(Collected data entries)
........

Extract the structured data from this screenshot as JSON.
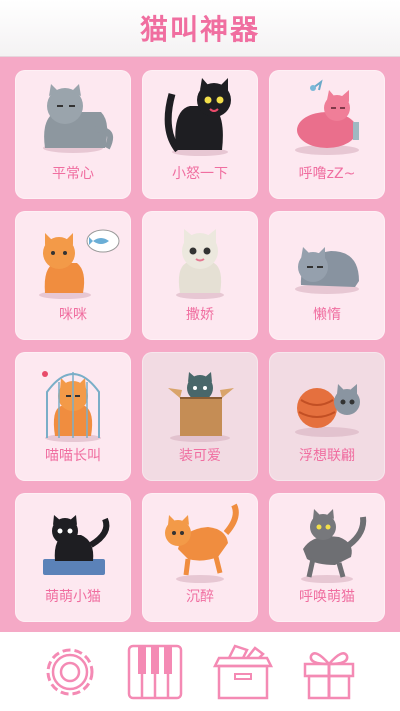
{
  "app": {
    "title": "猫叫神器"
  },
  "sounds": [
    {
      "label": "平常心",
      "icon": "gray-sitting-cat"
    },
    {
      "label": "小怒一下",
      "icon": "black-angry-cat"
    },
    {
      "label": "呼噜zZ~",
      "icon": "pink-sleeping-cat"
    },
    {
      "label": "咪咪",
      "icon": "orange-fish-thought-cat"
    },
    {
      "label": "撒娇",
      "icon": "white-cute-cat"
    },
    {
      "label": "懒惰",
      "icon": "gray-lazy-cat"
    },
    {
      "label": "喵喵长叫",
      "icon": "caged-orange-cat"
    },
    {
      "label": "装可爱",
      "icon": "cat-in-box"
    },
    {
      "label": "浮想联翩",
      "icon": "cat-with-yarn"
    },
    {
      "label": "萌萌小猫",
      "icon": "black-kitten-in-litter"
    },
    {
      "label": "沉醉",
      "icon": "orange-jumping-cat"
    },
    {
      "label": "呼唤萌猫",
      "icon": "gray-walking-cat"
    }
  ],
  "toolbar": [
    "settings-icon",
    "piano-icon",
    "box-icon",
    "gift-icon"
  ],
  "colors": {
    "accent": "#f06ea0",
    "background": "#f5a9c6",
    "card": "#fde8f0"
  }
}
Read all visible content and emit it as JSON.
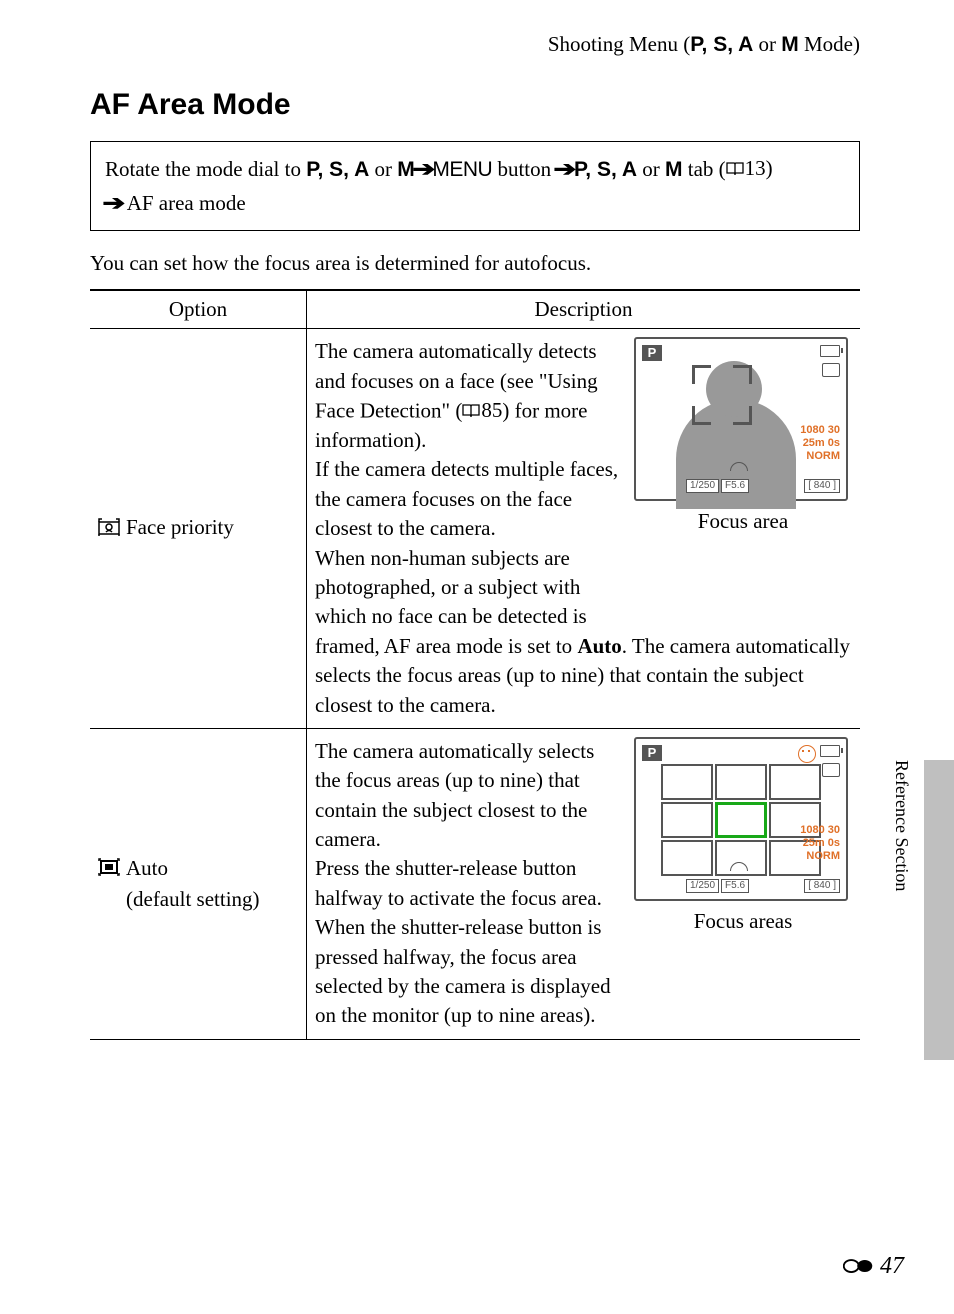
{
  "header": {
    "prefix": "Shooting Menu (",
    "modes": "P, S, A",
    "or": " or ",
    "modeM": "M",
    "suffix": " Mode)"
  },
  "title": "AF Area Mode",
  "nav": {
    "rotate": "Rotate the mode dial to ",
    "modes": "P, S, A",
    "or": " or ",
    "m": "M",
    "arrow": " ➔ ",
    "menu": "MENU",
    "button": " button ",
    "tab": " tab (",
    "ref": "13)",
    "af": " AF area mode"
  },
  "lead": "You can set how the focus area is determined for autofocus.",
  "th": {
    "option": "Option",
    "description": "Description"
  },
  "row1": {
    "option": "Face priority",
    "d1": "The camera automatically detects and focuses on a face (see \"Using Face Detection\" (",
    "ref": "85",
    "d1b": ") for more information).",
    "d2": "If the camera detects multiple faces, the camera focuses on the face closest to the camera.",
    "d3a": "When non-human subjects are photographed, or a subject with which no face can be detected is framed, AF area mode is set to ",
    "d3b": "Auto",
    "d3c": ". The camera automatically selects the focus areas (up to nine) that contain the subject closest to the camera.",
    "caption": "Focus area",
    "lcd": {
      "p": "P",
      "res": "1080 30",
      "time": "25m 0s",
      "norm": "NORM",
      "shutter": "1/250",
      "ap": "F5.6",
      "shots": "840",
      "brk": "["
    }
  },
  "row2": {
    "option": "Auto",
    "option2": "(default setting)",
    "d1": "The camera automatically selects the focus areas (up to nine) that contain the subject closest to the camera.",
    "d2": "Press the shutter-release button halfway to activate the focus area.",
    "d3": "When the shutter-release button is pressed halfway, the focus area selected by the camera is displayed on the monitor (up to nine areas).",
    "caption": "Focus areas",
    "lcd": {
      "p": "P",
      "res": "1080 30",
      "time": "25m 0s",
      "norm": "NORM",
      "shutter": "1/250",
      "ap": "F5.6",
      "shots": "840",
      "brk": "["
    }
  },
  "side": "Reference Section",
  "pagenum": "47"
}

........

> [TASK DESCRIPTION]: From the data above, write out everything exactly except the pictures.

> [THE OUTPUT]:
Extract the structured data from this screenshot as JSON.
{
  "app": {
    "title": "猫叫神器"
  },
  "sounds": [
    {
      "label": "平常心",
      "icon": "gray-sitting-cat"
    },
    {
      "label": "小怒一下",
      "icon": "black-angry-cat"
    },
    {
      "label": "呼噜zZ~",
      "icon": "pink-sleeping-cat"
    },
    {
      "label": "咪咪",
      "icon": "orange-fish-thought-cat"
    },
    {
      "label": "撒娇",
      "icon": "white-cute-cat"
    },
    {
      "label": "懒惰",
      "icon": "gray-lazy-cat"
    },
    {
      "label": "喵喵长叫",
      "icon": "caged-orange-cat"
    },
    {
      "label": "装可爱",
      "icon": "cat-in-box"
    },
    {
      "label": "浮想联翩",
      "icon": "cat-with-yarn"
    },
    {
      "label": "萌萌小猫",
      "icon": "black-kitten-in-litter"
    },
    {
      "label": "沉醉",
      "icon": "orange-jumping-cat"
    },
    {
      "label": "呼唤萌猫",
      "icon": "gray-walking-cat"
    }
  ],
  "toolbar": [
    "settings-icon",
    "piano-icon",
    "box-icon",
    "gift-icon"
  ],
  "colors": {
    "accent": "#f06ea0",
    "background": "#f5a9c6",
    "card": "#fde8f0"
  }
}
Read all visible content and emit it as JSON.
{
  "header": {
    "prefix": "Shooting Menu (",
    "modes": "P, S, A",
    "or": " or ",
    "modeM": "M",
    "suffix": " Mode)"
  },
  "title": "AF Area Mode",
  "nav": {
    "rotate": "Rotate the mode dial to ",
    "modes": "P, S, A",
    "or": " or ",
    "m": "M",
    "arrow": " ➔ ",
    "menu": "MENU",
    "button": " button ",
    "tab": " tab (",
    "ref": "13)",
    "af": " AF area mode"
  },
  "lead": "You can set how the focus area is determined for autofocus.",
  "th": {
    "option": "Option",
    "description": "Description"
  },
  "row1": {
    "option": "Face priority",
    "d1": "The camera automatically detects and focuses on a face (see \"Using Face Detection\" (",
    "ref": "85",
    "d1b": ") for more information).",
    "d2": "If the camera detects multiple faces, the camera focuses on the face closest to the camera.",
    "d3a": "When non-human subjects are photographed, or a subject with which no face can be detected is framed, AF area mode is set to ",
    "d3b": "Auto",
    "d3c": ". The camera automatically selects the focus areas (up to nine) that contain the subject closest to the camera.",
    "caption": "Focus area",
    "lcd": {
      "p": "P",
      "res": "1080 30",
      "time": "25m 0s",
      "norm": "NORM",
      "shutter": "1/250",
      "ap": "F5.6",
      "shots": "840",
      "brk": "["
    }
  },
  "row2": {
    "option": "Auto",
    "option2": "(default setting)",
    "d1": "The camera automatically selects the focus areas (up to nine) that contain the subject closest to the camera.",
    "d2": "Press the shutter-release button halfway to activate the focus area.",
    "d3": "When the shutter-release button is pressed halfway, the focus area selected by the camera is displayed on the monitor (up to nine areas).",
    "caption": "Focus areas",
    "lcd": {
      "p": "P",
      "res": "1080 30",
      "time": "25m 0s",
      "norm": "NORM",
      "shutter": "1/250",
      "ap": "F5.6",
      "shots": "840",
      "brk": "["
    }
  },
  "side": "Reference Section",
  "pagenum": "47"
}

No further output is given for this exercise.